Copy out each line of the data holding "Feasibility".

*Records from a dataset*.
....................

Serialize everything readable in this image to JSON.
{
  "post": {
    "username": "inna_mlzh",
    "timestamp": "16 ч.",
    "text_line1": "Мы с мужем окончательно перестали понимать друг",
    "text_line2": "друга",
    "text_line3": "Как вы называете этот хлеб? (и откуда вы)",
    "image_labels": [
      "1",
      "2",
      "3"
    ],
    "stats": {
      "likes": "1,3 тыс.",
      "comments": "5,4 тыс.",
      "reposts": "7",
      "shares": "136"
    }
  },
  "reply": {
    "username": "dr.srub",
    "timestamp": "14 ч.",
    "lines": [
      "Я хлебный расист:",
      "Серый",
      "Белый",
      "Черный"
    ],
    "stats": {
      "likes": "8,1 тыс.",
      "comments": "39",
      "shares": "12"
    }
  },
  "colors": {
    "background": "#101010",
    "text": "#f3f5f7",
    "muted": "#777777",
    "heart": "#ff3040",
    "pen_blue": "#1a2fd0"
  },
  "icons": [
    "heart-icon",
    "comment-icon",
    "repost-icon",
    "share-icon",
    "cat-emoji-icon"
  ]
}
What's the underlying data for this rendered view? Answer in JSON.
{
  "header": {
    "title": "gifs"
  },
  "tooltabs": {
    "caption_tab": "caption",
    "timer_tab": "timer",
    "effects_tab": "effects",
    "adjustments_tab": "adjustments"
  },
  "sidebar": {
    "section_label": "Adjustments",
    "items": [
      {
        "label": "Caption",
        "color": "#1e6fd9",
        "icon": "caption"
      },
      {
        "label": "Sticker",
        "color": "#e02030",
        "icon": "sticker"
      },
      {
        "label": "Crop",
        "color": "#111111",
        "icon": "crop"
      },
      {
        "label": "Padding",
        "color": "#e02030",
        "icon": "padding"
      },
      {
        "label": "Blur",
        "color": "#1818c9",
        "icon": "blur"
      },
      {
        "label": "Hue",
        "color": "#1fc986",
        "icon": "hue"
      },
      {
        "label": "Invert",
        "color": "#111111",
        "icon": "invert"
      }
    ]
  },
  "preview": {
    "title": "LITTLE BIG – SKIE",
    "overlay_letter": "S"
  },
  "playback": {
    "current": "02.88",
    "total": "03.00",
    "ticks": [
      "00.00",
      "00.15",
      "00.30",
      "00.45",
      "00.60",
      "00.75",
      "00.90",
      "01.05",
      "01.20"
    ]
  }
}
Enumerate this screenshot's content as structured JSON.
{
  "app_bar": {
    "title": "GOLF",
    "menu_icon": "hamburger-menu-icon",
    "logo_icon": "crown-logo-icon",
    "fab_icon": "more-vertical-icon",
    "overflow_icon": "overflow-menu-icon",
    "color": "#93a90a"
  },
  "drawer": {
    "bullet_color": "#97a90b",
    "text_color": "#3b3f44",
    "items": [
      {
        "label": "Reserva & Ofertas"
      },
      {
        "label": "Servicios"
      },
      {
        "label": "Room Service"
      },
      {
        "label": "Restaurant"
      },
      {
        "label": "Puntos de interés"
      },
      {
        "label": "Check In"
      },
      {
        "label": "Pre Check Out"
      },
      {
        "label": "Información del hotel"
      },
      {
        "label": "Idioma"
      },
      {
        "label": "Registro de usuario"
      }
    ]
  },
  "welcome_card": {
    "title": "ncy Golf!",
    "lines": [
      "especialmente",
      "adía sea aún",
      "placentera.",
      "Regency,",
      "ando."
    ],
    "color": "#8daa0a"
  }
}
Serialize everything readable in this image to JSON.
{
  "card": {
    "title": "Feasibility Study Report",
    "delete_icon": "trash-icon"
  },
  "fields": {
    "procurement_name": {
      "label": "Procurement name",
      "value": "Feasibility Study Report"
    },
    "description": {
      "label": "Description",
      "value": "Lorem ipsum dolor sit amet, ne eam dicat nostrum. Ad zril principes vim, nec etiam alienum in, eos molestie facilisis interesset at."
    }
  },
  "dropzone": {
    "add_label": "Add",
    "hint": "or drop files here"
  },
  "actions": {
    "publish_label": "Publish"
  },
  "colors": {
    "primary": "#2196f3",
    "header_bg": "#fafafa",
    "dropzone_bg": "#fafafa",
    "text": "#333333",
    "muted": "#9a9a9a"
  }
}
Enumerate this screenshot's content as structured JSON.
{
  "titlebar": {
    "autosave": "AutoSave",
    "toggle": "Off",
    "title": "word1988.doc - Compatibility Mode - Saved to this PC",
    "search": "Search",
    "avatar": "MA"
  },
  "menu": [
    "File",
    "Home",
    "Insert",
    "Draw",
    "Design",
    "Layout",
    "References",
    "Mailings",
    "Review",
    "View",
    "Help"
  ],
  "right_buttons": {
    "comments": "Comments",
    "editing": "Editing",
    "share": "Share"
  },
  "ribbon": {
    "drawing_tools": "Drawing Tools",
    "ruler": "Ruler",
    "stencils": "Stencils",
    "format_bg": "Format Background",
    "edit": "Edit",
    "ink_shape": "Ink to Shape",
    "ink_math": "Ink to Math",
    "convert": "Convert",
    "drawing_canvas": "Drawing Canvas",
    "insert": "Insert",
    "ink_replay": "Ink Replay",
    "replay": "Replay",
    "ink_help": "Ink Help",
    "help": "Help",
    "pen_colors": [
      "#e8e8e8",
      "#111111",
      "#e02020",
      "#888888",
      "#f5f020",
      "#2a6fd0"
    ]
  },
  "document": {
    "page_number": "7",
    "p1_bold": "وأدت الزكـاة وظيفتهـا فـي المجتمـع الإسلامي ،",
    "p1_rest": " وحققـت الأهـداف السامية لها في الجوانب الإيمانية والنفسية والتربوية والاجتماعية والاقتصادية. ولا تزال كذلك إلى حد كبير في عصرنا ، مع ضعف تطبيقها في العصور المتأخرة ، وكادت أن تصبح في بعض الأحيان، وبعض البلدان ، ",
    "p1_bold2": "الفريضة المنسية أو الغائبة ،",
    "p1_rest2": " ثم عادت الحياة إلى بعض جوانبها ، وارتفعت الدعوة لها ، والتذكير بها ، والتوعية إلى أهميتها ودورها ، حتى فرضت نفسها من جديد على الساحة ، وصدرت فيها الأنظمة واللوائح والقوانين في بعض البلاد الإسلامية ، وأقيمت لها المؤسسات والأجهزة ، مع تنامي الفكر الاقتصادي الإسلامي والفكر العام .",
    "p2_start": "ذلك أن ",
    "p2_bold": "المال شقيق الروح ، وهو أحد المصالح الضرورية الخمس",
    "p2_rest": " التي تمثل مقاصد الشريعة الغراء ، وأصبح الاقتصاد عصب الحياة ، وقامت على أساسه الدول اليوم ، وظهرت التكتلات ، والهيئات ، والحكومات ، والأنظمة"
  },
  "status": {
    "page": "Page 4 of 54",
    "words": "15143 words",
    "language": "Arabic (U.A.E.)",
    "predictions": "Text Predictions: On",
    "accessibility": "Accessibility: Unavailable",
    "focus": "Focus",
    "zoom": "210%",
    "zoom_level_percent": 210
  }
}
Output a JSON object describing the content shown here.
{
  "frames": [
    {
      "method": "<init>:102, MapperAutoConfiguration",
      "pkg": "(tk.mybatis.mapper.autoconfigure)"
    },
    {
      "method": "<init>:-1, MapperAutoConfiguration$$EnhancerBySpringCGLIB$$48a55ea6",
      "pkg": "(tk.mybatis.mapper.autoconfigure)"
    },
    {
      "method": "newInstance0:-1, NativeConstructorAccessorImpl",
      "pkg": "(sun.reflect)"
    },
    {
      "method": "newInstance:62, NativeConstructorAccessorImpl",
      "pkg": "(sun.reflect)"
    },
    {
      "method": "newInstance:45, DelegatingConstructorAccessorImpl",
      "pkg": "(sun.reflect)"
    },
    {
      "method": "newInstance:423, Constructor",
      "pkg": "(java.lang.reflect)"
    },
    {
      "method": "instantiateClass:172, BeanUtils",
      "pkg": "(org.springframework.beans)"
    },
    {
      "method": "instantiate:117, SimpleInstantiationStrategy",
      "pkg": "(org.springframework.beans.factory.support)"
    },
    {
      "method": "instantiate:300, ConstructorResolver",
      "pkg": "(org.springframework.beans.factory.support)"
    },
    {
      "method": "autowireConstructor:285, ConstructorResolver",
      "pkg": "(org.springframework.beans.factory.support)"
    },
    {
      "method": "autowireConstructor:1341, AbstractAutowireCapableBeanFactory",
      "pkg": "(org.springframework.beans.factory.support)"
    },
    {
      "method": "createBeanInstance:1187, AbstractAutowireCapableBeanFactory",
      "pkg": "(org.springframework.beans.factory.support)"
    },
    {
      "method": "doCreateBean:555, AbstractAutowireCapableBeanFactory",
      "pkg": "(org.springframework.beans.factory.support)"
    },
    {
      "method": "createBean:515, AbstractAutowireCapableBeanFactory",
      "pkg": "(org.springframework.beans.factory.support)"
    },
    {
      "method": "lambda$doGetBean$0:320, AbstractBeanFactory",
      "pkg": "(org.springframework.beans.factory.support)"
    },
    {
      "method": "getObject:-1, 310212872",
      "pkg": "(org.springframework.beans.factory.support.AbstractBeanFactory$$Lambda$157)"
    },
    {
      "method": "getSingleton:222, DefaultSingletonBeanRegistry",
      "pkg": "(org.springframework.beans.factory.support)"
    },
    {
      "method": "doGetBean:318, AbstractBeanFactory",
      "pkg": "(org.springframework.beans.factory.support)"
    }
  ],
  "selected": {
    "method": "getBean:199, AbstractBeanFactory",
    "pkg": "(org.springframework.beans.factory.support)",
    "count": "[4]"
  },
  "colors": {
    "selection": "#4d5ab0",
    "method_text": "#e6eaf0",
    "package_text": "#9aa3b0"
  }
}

....................

*Full response*.
    "title": "Feasibility Study Report",
      "value": "Feasibility Study Report"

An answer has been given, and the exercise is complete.